#### Collected data
>>>>>

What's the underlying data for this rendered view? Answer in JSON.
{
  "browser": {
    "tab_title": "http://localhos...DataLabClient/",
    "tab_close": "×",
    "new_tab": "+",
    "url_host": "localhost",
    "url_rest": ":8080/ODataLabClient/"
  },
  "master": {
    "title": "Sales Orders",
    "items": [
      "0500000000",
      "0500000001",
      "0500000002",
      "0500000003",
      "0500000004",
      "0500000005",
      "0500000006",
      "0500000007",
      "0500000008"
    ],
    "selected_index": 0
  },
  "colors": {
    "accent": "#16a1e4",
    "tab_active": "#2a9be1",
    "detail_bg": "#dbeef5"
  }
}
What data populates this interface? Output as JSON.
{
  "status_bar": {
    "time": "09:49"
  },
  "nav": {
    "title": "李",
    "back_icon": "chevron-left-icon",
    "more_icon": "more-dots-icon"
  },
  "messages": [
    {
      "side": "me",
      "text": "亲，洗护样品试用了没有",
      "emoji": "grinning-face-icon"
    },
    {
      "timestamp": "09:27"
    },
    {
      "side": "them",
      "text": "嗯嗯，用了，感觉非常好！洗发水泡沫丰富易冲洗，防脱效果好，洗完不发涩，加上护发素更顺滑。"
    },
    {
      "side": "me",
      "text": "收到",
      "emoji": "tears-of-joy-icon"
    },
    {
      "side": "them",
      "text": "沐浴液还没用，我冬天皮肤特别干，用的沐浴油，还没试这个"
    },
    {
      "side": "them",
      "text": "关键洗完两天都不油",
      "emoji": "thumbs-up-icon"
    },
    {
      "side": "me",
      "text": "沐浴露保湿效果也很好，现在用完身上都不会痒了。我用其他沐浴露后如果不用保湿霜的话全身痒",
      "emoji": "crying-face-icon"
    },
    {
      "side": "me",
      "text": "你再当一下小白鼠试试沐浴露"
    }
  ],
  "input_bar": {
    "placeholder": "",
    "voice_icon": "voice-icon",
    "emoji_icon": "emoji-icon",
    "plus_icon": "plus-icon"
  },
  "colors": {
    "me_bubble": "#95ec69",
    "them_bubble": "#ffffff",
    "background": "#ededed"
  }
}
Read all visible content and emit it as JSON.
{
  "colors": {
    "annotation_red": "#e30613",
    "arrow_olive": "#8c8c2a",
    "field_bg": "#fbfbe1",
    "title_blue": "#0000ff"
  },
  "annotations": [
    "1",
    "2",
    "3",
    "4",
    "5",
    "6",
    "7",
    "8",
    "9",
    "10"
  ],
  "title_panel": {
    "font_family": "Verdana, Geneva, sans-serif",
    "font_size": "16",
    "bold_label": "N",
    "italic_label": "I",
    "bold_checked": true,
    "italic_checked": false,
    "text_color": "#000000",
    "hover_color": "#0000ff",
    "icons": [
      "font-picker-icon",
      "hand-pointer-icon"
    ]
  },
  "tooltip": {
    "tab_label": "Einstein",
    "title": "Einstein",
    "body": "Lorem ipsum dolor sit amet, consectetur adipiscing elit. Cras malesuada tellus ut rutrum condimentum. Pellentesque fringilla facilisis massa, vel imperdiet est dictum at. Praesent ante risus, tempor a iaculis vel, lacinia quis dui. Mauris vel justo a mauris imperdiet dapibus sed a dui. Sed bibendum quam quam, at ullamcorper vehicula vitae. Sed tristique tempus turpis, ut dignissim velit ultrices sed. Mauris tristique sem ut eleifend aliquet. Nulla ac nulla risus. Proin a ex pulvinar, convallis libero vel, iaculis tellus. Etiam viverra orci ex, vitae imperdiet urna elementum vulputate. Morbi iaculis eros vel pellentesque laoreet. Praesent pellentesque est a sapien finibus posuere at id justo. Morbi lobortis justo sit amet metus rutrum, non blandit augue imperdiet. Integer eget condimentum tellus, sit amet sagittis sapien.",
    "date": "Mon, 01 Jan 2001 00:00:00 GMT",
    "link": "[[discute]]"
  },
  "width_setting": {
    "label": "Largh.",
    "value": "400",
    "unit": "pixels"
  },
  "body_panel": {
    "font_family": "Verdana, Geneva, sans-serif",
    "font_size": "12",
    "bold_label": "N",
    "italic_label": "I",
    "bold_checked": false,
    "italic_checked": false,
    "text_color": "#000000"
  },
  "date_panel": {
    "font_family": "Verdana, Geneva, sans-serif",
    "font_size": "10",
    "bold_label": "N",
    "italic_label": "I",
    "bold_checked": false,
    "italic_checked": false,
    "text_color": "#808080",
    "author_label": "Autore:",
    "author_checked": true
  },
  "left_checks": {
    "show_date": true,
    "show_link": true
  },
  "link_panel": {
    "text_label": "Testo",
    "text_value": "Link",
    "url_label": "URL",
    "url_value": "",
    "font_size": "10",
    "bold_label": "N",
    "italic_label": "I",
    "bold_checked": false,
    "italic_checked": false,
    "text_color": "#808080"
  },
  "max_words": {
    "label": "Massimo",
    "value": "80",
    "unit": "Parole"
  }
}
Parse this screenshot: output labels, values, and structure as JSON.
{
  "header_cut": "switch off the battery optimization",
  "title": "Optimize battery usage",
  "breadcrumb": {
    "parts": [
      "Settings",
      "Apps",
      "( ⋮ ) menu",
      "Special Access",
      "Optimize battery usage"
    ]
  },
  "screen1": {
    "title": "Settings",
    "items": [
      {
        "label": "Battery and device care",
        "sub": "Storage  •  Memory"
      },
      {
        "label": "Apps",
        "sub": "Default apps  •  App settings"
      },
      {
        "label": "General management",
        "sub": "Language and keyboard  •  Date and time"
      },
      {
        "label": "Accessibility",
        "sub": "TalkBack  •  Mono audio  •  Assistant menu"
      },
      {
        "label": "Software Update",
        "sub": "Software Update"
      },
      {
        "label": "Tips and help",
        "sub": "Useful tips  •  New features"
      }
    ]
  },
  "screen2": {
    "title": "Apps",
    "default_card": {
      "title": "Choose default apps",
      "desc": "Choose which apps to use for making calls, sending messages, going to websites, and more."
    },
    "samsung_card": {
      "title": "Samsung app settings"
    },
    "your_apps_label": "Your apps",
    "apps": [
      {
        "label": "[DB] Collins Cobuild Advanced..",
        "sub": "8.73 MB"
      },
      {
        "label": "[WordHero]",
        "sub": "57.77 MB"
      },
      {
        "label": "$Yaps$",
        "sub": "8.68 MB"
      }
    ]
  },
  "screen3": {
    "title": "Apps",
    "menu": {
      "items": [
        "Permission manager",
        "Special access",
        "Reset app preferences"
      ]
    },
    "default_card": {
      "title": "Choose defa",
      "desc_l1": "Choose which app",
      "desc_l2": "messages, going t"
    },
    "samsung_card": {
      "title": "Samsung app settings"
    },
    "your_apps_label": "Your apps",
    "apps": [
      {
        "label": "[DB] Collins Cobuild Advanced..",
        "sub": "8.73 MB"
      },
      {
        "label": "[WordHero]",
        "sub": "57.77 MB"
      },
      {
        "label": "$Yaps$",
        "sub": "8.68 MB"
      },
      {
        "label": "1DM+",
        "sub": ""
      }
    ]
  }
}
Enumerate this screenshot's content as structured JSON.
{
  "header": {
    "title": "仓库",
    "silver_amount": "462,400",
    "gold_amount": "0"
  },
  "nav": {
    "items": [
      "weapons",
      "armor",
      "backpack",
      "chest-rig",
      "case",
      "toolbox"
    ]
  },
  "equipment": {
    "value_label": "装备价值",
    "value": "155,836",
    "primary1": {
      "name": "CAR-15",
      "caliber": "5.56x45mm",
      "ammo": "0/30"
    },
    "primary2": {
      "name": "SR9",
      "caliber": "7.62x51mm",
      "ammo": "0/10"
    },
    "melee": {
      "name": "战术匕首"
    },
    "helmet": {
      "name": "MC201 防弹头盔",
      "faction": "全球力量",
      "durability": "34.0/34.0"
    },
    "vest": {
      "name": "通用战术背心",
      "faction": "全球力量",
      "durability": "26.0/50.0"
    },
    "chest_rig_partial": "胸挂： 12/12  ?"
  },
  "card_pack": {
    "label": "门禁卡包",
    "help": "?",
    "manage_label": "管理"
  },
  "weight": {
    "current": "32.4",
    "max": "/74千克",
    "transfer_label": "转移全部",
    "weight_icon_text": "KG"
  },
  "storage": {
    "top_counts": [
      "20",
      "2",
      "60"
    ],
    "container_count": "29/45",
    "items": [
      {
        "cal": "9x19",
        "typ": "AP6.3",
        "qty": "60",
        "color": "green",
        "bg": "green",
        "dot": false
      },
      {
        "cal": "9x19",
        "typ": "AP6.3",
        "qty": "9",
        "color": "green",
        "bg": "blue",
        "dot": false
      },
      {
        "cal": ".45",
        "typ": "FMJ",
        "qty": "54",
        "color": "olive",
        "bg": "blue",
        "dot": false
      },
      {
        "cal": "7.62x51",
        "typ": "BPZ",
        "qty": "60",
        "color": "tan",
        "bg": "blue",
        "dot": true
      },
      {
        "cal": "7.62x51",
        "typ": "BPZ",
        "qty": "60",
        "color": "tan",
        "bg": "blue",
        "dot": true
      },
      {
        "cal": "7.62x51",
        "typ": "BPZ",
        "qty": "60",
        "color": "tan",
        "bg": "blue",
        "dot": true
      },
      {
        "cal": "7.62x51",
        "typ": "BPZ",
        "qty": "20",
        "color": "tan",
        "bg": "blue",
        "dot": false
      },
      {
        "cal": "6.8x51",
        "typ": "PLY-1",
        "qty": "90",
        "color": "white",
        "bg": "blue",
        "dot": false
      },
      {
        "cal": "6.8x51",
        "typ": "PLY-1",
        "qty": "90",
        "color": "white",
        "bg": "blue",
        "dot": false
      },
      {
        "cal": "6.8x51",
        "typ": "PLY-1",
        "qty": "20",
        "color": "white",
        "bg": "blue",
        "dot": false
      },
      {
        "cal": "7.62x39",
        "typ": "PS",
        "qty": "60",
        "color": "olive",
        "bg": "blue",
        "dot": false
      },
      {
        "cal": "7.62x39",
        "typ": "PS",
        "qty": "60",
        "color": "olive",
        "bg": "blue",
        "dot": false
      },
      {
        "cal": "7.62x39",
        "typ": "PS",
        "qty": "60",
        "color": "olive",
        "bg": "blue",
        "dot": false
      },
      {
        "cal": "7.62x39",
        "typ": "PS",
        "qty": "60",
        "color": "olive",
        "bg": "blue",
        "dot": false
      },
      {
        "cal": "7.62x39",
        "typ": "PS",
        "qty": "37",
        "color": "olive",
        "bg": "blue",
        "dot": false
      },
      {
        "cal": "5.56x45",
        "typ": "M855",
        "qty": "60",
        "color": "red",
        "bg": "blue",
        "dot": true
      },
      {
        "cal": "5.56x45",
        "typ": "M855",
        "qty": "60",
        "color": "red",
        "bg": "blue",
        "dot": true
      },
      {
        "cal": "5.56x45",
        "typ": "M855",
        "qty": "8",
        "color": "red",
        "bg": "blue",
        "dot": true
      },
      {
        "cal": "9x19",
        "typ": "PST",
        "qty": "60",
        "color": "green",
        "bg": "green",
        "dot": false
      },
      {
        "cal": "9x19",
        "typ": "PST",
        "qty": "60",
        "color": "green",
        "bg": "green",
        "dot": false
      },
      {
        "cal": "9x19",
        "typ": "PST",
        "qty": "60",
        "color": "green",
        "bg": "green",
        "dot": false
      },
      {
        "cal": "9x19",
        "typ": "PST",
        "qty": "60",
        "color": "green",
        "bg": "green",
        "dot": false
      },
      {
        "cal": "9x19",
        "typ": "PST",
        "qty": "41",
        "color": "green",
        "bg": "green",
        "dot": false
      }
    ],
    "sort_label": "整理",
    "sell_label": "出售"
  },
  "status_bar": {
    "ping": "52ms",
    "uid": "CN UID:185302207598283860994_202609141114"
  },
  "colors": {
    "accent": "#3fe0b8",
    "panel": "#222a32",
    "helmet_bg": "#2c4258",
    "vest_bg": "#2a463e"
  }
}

<<<<<

#### WHAT YOU ARE ASKED TO DO
Only a number is wanted: how many lines of the material include the word "more".

#### TASK RESPONSE
2